What to do: Quote only the lines that start at the line with "Transcribe this image's" and run to the end of the entries; omit the pictures.

Recorded data:
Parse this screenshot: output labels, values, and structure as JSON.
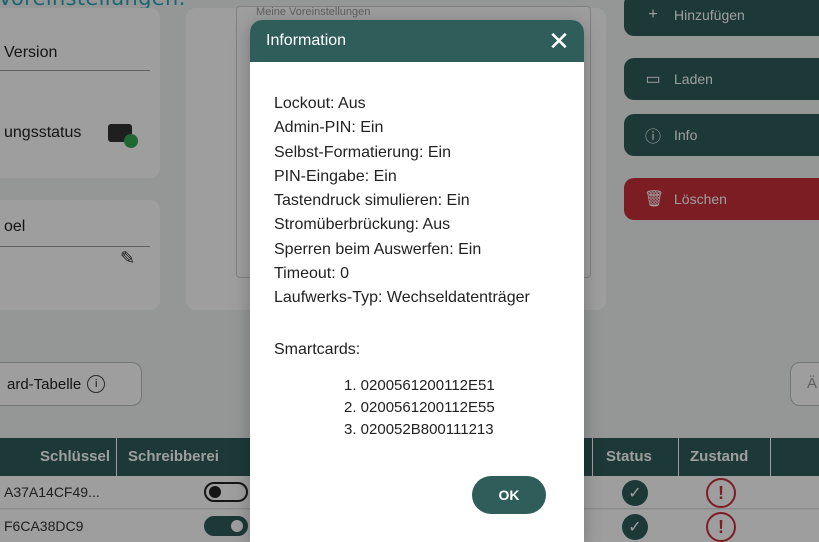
{
  "app": {
    "heading": "Voreinstellungen:",
    "fields": {
      "version_label": "Version",
      "status_label": "ungsstatus",
      "label_label": "oel"
    },
    "textarea_placeholder": "Meine Voreinstellungen",
    "side_buttons": {
      "add": "Hinzufügen",
      "load": "Laden",
      "info": "Info",
      "delete": "Löschen"
    },
    "section_button": "ard-Tabelle",
    "right_partial": "Ä",
    "table": {
      "headers": {
        "key": "Schlüssel",
        "write": "Schreibberei",
        "status": "Status",
        "state": "Zustand"
      },
      "rows": [
        {
          "key": "A37A14CF49...",
          "toggle": false
        },
        {
          "key": "F6CA38DC9",
          "toggle": true
        }
      ]
    }
  },
  "dialog": {
    "title": "Information",
    "lines": [
      "Lockout: Aus",
      "Admin-PIN: Ein",
      "Selbst-Formatierung: Ein",
      "PIN-Eingabe: Ein",
      "Tastendruck simulieren: Ein",
      "Stromüberbrückung: Aus",
      "Sperren beim Auswerfen: Ein",
      "Timeout: 0",
      "Laufwerks-Typ: Wechseldatenträger"
    ],
    "smartcards_title": "Smartcards:",
    "smartcards": [
      "1. 0200561200112E51",
      "2. 0200561200112E55",
      "3. 020052B800111213"
    ],
    "ok_label": "OK"
  },
  "colors": {
    "primary": "#2f5d5a",
    "danger": "#c9303b",
    "accent": "#2aa7b5"
  }
}
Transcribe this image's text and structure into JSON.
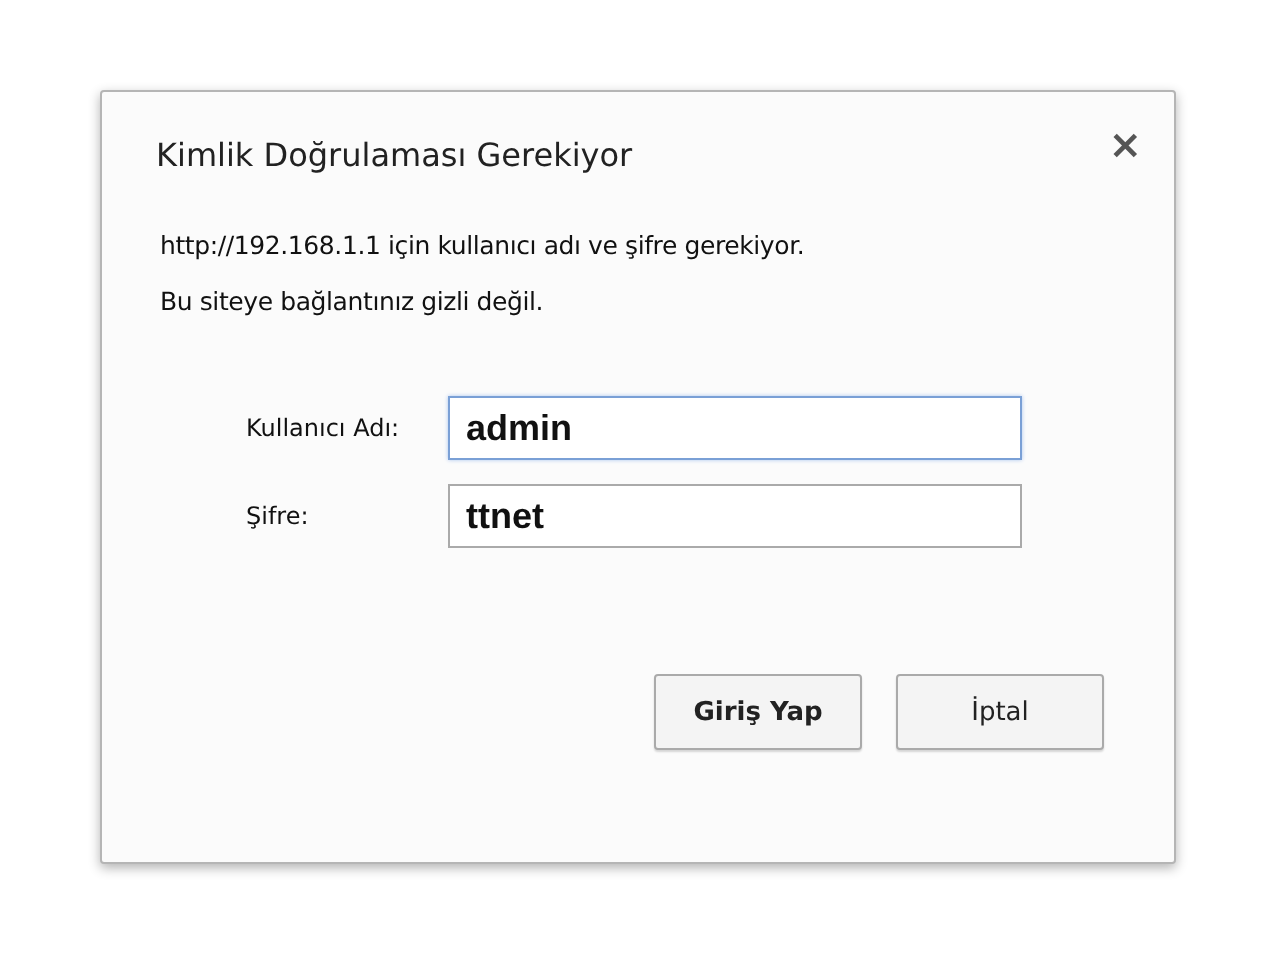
{
  "dialog": {
    "title": "Kimlik Doğrulaması Gerekiyor",
    "close": "×",
    "messages": [
      "http://192.168.1.1 için kullanıcı adı ve şifre gerekiyor.",
      "Bu siteye bağlantınız gizli değil."
    ],
    "fields": [
      {
        "label": "Kullanıcı Adı:",
        "value": "admin",
        "focused": true
      },
      {
        "label": "Şifre:",
        "value": "ttnet",
        "focused": false
      }
    ],
    "buttons": [
      {
        "label": "Giriş Yap",
        "default": true
      },
      {
        "label": "İptal",
        "default": false
      }
    ]
  }
}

Response to the exercise:
Transcribe this image's text and structure into JSON.
{
  "dialog": {
    "title": "Kimlik Doğrulaması Gerekiyor",
    "close": "×",
    "messages": [
      "http://192.168.1.1 için kullanıcı adı ve şifre gerekiyor.",
      "Bu siteye bağlantınız gizli değil."
    ],
    "fields": [
      {
        "label": "Kullanıcı Adı:",
        "value": "admin",
        "focused": true
      },
      {
        "label": "Şifre:",
        "value": "ttnet",
        "focused": false
      }
    ],
    "buttons": [
      {
        "label": "Giriş Yap",
        "default": true
      },
      {
        "label": "İptal",
        "default": false
      }
    ]
  }
}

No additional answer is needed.